- WORK TO COMPLETE: It is required that all of the data be written out exactly.

- DATASET CONTENT:
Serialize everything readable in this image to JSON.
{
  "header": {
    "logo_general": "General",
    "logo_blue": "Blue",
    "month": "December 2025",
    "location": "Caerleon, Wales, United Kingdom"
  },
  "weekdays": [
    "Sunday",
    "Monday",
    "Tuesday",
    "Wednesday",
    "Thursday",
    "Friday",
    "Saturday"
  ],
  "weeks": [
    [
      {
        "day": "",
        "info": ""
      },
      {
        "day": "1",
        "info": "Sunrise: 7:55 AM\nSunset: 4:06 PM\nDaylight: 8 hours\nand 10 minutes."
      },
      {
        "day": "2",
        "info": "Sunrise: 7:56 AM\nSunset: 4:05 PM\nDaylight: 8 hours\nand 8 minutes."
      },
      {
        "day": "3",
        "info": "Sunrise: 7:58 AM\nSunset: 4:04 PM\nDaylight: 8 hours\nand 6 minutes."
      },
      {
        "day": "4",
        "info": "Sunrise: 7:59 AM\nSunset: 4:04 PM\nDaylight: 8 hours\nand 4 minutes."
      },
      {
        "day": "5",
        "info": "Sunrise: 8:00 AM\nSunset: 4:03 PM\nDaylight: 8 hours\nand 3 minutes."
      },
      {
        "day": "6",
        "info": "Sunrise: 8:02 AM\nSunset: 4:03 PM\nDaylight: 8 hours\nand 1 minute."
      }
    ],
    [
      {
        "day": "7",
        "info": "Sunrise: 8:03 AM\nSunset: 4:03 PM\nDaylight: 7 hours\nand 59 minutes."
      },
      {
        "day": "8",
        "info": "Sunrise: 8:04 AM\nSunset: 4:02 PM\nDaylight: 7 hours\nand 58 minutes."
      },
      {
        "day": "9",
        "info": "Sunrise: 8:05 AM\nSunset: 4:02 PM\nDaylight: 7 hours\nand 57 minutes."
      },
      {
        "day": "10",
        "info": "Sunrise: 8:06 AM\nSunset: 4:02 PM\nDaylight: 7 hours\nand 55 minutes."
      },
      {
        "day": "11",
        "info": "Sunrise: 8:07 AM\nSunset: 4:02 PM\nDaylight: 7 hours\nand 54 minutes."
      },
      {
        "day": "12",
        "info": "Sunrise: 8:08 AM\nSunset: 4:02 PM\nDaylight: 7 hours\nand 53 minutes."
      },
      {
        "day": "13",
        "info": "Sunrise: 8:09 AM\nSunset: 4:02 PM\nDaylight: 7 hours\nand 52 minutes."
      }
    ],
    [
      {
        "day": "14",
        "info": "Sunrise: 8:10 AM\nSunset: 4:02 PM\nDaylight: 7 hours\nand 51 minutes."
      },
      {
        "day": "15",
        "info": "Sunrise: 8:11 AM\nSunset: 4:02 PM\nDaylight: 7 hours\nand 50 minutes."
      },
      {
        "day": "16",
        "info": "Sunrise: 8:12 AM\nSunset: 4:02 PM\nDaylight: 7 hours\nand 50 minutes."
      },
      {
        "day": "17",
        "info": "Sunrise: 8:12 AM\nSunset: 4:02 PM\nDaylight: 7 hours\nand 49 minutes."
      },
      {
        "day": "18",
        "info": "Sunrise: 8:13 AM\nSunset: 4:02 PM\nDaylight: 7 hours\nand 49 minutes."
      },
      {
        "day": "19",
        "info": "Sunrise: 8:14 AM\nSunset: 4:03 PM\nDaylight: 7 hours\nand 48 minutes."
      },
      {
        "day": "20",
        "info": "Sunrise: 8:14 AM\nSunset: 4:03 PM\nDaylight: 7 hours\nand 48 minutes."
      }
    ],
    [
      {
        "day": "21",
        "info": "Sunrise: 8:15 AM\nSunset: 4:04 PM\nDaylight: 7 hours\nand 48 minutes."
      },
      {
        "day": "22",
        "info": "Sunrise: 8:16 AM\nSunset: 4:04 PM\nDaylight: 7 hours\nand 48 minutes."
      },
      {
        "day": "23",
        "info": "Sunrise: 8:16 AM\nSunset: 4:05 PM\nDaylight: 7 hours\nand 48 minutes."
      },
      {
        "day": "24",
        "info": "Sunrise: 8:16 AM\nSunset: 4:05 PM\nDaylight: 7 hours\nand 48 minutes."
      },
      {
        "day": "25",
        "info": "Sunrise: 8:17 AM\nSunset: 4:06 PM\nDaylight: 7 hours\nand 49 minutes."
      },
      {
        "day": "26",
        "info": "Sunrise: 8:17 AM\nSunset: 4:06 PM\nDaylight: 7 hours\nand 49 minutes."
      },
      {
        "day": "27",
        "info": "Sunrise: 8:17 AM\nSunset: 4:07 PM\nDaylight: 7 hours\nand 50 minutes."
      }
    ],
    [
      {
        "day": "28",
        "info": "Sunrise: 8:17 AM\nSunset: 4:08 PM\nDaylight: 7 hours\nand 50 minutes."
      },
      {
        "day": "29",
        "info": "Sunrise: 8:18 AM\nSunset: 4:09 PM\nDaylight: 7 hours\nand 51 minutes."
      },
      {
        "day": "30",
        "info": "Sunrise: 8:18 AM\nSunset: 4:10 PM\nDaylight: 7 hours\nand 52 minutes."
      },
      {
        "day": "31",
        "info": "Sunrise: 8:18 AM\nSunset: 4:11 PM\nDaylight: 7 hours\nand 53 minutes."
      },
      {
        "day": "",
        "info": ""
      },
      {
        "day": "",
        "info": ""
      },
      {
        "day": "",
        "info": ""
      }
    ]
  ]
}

- RESPONSE FOR THIS EXERCISE:
Serialize everything readable in this image to JSON.
{
  "header": {
    "logo_general": "General",
    "logo_blue": "Blue",
    "month": "December 2025",
    "location": "Caerleon, Wales, United Kingdom"
  },
  "weekdays": [
    "Sunday",
    "Monday",
    "Tuesday",
    "Wednesday",
    "Thursday",
    "Friday",
    "Saturday"
  ],
  "weeks": [
    [
      {
        "day": "",
        "info": ""
      },
      {
        "day": "1",
        "info": "Sunrise: 7:55 AM\nSunset: 4:06 PM\nDaylight: 8 hours\nand 10 minutes."
      },
      {
        "day": "2",
        "info": "Sunrise: 7:56 AM\nSunset: 4:05 PM\nDaylight: 8 hours\nand 8 minutes."
      },
      {
        "day": "3",
        "info": "Sunrise: 7:58 AM\nSunset: 4:04 PM\nDaylight: 8 hours\nand 6 minutes."
      },
      {
        "day": "4",
        "info": "Sunrise: 7:59 AM\nSunset: 4:04 PM\nDaylight: 8 hours\nand 4 minutes."
      },
      {
        "day": "5",
        "info": "Sunrise: 8:00 AM\nSunset: 4:03 PM\nDaylight: 8 hours\nand 3 minutes."
      },
      {
        "day": "6",
        "info": "Sunrise: 8:02 AM\nSunset: 4:03 PM\nDaylight: 8 hours\nand 1 minute."
      }
    ],
    [
      {
        "day": "7",
        "info": "Sunrise: 8:03 AM\nSunset: 4:03 PM\nDaylight: 7 hours\nand 59 minutes."
      },
      {
        "day": "8",
        "info": "Sunrise: 8:04 AM\nSunset: 4:02 PM\nDaylight: 7 hours\nand 58 minutes."
      },
      {
        "day": "9",
        "info": "Sunrise: 8:05 AM\nSunset: 4:02 PM\nDaylight: 7 hours\nand 57 minutes."
      },
      {
        "day": "10",
        "info": "Sunrise: 8:06 AM\nSunset: 4:02 PM\nDaylight: 7 hours\nand 55 minutes."
      },
      {
        "day": "11",
        "info": "Sunrise: 8:07 AM\nSunset: 4:02 PM\nDaylight: 7 hours\nand 54 minutes."
      },
      {
        "day": "12",
        "info": "Sunrise: 8:08 AM\nSunset: 4:02 PM\nDaylight: 7 hours\nand 53 minutes."
      },
      {
        "day": "13",
        "info": "Sunrise: 8:09 AM\nSunset: 4:02 PM\nDaylight: 7 hours\nand 52 minutes."
      }
    ],
    [
      {
        "day": "14",
        "info": "Sunrise: 8:10 AM\nSunset: 4:02 PM\nDaylight: 7 hours\nand 51 minutes."
      },
      {
        "day": "15",
        "info": "Sunrise: 8:11 AM\nSunset: 4:02 PM\nDaylight: 7 hours\nand 50 minutes."
      },
      {
        "day": "16",
        "info": "Sunrise: 8:12 AM\nSunset: 4:02 PM\nDaylight: 7 hours\nand 50 minutes."
      },
      {
        "day": "17",
        "info": "Sunrise: 8:12 AM\nSunset: 4:02 PM\nDaylight: 7 hours\nand 49 minutes."
      },
      {
        "day": "18",
        "info": "Sunrise: 8:13 AM\nSunset: 4:02 PM\nDaylight: 7 hours\nand 49 minutes."
      },
      {
        "day": "19",
        "info": "Sunrise: 8:14 AM\nSunset: 4:03 PM\nDaylight: 7 hours\nand 48 minutes."
      },
      {
        "day": "20",
        "info": "Sunrise: 8:14 AM\nSunset: 4:03 PM\nDaylight: 7 hours\nand 48 minutes."
      }
    ],
    [
      {
        "day": "21",
        "info": "Sunrise: 8:15 AM\nSunset: 4:04 PM\nDaylight: 7 hours\nand 48 minutes."
      },
      {
        "day": "22",
        "info": "Sunrise: 8:16 AM\nSunset: 4:04 PM\nDaylight: 7 hours\nand 48 minutes."
      },
      {
        "day": "23",
        "info": "Sunrise: 8:16 AM\nSunset: 4:05 PM\nDaylight: 7 hours\nand 48 minutes."
      },
      {
        "day": "24",
        "info": "Sunrise: 8:16 AM\nSunset: 4:05 PM\nDaylight: 7 hours\nand 48 minutes."
      },
      {
        "day": "25",
        "info": "Sunrise: 8:17 AM\nSunset: 4:06 PM\nDaylight: 7 hours\nand 49 minutes."
      },
      {
        "day": "26",
        "info": "Sunrise: 8:17 AM\nSunset: 4:06 PM\nDaylight: 7 hours\nand 49 minutes."
      },
      {
        "day": "27",
        "info": "Sunrise: 8:17 AM\nSunset: 4:07 PM\nDaylight: 7 hours\nand 50 minutes."
      }
    ],
    [
      {
        "day": "28",
        "info": "Sunrise: 8:17 AM\nSunset: 4:08 PM\nDaylight: 7 hours\nand 50 minutes."
      },
      {
        "day": "29",
        "info": "Sunrise: 8:18 AM\nSunset: 4:09 PM\nDaylight: 7 hours\nand 51 minutes."
      },
      {
        "day": "30",
        "info": "Sunrise: 8:18 AM\nSunset: 4:10 PM\nDaylight: 7 hours\nand 52 minutes."
      },
      {
        "day": "31",
        "info": "Sunrise: 8:18 AM\nSunset: 4:11 PM\nDaylight: 7 hours\nand 53 minutes."
      },
      {
        "day": "",
        "info": ""
      },
      {
        "day": "",
        "info": ""
      },
      {
        "day": "",
        "info": ""
      }
    ]
  ]
}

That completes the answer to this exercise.